(Given instruction):
Output the records. Match them exactly.

(Material provided):
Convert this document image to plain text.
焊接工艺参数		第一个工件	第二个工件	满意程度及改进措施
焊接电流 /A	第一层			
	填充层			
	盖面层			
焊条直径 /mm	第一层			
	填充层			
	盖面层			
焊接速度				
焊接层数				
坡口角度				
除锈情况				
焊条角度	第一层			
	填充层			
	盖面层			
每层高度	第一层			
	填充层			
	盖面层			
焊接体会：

(Task response):
Convert this document image to plain text.
焊接工艺参数		第一个工件	第二个工件	满意程度及改进措施
焊接电流 /A	第一层			
	填充层			
	盖面层			
焊条直径 /mm	第一层			
	填充层			
	盖面层			
焊接速度				
焊接层数				
坡口角度				
除锈情况				
焊条角度	第一层			
	填充层			
	盖面层			
每层高度	第一层			
	填充层			
	盖面层			
焊接体会：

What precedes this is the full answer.